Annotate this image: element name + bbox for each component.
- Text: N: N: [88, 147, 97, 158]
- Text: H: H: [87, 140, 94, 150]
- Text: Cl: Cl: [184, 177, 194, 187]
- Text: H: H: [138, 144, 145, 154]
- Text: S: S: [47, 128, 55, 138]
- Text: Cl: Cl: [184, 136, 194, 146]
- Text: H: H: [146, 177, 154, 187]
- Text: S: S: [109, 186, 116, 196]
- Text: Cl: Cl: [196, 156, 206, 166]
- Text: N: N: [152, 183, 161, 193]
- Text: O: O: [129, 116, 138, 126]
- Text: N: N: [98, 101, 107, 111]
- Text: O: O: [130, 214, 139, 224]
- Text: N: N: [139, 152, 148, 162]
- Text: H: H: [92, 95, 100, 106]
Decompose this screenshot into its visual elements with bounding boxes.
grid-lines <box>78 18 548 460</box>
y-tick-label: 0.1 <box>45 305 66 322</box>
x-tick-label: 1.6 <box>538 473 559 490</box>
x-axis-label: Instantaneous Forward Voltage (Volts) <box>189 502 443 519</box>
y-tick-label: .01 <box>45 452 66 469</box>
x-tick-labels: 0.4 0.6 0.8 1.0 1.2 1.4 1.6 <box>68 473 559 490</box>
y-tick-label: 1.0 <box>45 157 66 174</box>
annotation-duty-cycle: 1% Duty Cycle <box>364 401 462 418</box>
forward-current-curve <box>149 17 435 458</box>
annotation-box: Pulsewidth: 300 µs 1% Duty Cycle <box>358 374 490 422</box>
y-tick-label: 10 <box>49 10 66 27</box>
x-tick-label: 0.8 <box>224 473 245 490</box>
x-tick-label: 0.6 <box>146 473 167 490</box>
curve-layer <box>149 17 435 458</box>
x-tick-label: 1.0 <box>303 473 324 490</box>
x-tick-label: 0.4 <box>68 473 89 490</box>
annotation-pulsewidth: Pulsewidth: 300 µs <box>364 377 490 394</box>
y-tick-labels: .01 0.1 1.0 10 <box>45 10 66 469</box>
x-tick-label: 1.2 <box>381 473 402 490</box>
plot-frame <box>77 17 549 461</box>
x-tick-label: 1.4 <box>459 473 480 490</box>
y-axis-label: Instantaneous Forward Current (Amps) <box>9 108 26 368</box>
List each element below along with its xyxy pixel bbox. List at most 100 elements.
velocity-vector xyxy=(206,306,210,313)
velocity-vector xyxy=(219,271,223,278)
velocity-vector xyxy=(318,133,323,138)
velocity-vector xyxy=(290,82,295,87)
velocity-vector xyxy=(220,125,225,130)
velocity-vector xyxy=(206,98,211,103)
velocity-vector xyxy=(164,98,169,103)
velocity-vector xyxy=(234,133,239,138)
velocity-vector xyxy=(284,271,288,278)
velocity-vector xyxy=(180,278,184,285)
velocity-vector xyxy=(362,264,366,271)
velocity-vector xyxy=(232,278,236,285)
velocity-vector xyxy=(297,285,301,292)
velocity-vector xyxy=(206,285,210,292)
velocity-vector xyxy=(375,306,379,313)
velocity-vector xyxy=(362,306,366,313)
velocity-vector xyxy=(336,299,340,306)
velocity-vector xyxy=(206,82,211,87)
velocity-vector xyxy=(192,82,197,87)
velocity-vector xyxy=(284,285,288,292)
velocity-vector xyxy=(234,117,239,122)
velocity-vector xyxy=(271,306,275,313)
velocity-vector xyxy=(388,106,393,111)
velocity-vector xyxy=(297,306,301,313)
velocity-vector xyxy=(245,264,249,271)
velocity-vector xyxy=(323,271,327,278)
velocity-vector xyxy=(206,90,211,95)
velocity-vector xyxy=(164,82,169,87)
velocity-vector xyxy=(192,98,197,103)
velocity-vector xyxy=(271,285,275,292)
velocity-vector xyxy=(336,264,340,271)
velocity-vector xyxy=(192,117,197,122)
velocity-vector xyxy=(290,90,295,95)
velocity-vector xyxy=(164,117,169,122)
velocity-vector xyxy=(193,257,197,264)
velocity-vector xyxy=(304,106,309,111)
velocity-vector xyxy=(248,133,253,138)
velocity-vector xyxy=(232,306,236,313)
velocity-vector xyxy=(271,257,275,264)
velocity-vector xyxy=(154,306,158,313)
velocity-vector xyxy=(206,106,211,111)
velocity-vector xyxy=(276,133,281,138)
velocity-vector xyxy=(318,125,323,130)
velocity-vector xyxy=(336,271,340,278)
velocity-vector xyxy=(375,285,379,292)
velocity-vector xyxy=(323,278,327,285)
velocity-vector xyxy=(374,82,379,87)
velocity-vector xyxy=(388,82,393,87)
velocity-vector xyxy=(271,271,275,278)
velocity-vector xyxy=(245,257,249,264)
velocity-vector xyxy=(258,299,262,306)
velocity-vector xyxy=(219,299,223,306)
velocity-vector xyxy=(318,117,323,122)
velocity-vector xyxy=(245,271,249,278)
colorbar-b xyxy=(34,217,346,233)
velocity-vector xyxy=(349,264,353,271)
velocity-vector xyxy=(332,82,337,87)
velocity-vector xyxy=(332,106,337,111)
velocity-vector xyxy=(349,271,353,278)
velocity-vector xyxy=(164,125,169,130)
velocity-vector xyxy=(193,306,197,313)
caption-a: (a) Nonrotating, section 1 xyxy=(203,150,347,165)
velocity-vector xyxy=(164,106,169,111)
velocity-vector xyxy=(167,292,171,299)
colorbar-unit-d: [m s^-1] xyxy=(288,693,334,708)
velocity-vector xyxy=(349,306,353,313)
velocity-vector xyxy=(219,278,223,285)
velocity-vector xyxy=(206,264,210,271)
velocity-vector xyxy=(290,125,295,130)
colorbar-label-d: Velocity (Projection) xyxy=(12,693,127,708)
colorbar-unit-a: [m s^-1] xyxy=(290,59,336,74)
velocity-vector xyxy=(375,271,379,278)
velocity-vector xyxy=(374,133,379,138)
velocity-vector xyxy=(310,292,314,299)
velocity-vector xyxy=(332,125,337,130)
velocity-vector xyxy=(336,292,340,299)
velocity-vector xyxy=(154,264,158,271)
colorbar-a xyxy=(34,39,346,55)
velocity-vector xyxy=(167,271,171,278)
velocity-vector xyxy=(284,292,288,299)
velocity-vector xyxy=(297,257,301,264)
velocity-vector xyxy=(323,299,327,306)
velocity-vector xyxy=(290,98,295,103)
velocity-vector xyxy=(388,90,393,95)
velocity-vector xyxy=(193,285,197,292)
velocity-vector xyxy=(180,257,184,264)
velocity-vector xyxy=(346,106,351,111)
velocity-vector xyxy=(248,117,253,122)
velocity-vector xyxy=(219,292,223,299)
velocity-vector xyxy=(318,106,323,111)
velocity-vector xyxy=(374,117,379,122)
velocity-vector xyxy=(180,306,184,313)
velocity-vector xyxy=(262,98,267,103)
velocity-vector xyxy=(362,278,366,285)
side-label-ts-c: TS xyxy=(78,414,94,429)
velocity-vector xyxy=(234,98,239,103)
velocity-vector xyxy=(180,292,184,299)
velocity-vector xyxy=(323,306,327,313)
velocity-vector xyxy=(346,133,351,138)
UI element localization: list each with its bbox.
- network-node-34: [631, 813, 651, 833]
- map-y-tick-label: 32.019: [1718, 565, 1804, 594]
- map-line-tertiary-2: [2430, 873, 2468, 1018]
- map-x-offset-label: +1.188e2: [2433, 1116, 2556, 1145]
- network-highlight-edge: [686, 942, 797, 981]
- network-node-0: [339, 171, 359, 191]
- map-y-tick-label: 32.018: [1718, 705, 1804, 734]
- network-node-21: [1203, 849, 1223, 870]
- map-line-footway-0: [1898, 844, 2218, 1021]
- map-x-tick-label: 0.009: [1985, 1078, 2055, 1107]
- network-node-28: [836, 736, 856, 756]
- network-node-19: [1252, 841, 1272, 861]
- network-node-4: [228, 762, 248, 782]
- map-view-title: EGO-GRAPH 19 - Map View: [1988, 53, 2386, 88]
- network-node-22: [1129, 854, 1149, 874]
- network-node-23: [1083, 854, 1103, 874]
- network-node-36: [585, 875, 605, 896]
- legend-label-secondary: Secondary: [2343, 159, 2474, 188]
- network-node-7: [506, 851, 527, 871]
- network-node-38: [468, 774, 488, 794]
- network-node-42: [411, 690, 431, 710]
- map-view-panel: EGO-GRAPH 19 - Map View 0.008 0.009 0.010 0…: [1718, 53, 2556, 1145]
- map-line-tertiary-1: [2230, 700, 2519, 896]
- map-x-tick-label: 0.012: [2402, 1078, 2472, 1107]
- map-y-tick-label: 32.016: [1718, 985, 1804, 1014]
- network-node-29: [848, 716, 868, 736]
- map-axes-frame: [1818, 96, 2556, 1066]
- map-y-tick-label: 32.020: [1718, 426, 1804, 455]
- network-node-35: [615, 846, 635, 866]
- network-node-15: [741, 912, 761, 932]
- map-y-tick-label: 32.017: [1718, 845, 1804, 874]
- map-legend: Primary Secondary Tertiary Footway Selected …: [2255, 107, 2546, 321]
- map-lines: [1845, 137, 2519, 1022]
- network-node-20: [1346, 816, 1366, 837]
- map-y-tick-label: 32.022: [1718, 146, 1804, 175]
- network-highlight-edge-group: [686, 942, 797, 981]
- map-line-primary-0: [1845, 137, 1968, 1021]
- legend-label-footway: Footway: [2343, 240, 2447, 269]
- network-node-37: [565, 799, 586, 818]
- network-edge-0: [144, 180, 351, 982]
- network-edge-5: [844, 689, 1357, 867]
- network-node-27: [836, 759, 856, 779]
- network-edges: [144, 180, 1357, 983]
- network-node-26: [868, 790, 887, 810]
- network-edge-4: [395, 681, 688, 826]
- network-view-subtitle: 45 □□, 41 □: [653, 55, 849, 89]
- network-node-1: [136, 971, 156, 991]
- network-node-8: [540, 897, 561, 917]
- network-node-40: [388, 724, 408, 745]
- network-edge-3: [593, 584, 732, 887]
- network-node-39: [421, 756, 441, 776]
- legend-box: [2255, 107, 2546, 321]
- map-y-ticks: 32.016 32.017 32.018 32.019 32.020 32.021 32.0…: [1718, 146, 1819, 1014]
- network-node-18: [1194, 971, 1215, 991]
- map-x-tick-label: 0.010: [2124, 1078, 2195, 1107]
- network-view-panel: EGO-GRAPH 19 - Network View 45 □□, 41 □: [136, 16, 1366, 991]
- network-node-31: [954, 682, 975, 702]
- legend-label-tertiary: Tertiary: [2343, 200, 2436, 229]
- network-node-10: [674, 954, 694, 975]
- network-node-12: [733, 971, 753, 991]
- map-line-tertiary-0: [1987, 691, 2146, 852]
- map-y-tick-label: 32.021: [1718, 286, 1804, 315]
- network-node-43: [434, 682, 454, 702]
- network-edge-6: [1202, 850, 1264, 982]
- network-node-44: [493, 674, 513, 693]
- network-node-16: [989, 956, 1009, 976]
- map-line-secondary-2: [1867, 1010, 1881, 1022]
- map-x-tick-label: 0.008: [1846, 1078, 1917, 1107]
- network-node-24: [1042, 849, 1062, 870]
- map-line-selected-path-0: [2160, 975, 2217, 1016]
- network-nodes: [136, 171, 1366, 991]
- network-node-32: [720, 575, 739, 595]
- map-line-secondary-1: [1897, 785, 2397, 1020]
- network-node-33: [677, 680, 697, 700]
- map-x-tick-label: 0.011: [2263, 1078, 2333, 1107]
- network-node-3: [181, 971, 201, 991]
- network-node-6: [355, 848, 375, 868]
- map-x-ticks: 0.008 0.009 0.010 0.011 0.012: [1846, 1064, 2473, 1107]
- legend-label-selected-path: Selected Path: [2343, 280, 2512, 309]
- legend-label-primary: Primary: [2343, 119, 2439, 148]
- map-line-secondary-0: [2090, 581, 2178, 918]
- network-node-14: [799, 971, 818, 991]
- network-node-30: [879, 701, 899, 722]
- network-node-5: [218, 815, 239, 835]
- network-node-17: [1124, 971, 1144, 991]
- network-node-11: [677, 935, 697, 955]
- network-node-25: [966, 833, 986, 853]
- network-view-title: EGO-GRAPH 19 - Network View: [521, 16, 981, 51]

[THE EXERCISE]
Lay out the rows above, from the first one through the line containing "Decompose this screenshot", as a JSON list of strings with one string per line and blank lines omitted.

[THE RESULT]
[
  "Annotate this image: element name + bbox for each component.",
  "- Text: N: N: [88, 147, 97, 158]",
  "- Text: H: H: [87, 140, 94, 150]",
  "- Text: Cl: Cl: [184, 177, 194, 187]",
  "- Text: H: H: [138, 144, 145, 154]",
  "- Text: S: S: [47, 128, 55, 138]",
  "- Text: Cl: Cl: [184, 136, 194, 146]",
  "- Text: H: H: [146, 177, 154, 187]",
  "- Text: S: S: [109, 186, 116, 196]",
  "- Text: Cl: Cl: [196, 156, 206, 166]",
  "- Text: N: N: [152, 183, 161, 193]",
  "- Text: O: O: [129, 116, 138, 126]",
  "- Text: N: N: [98, 101, 107, 111]",
  "- Text: O: O: [130, 214, 139, 224]",
  "- Text: N: N: [139, 152, 148, 162]",
  "- Text: H: H: [92, 95, 100, 106]",
  "Decompose this screenshot into its visual elements with bounding boxes."
]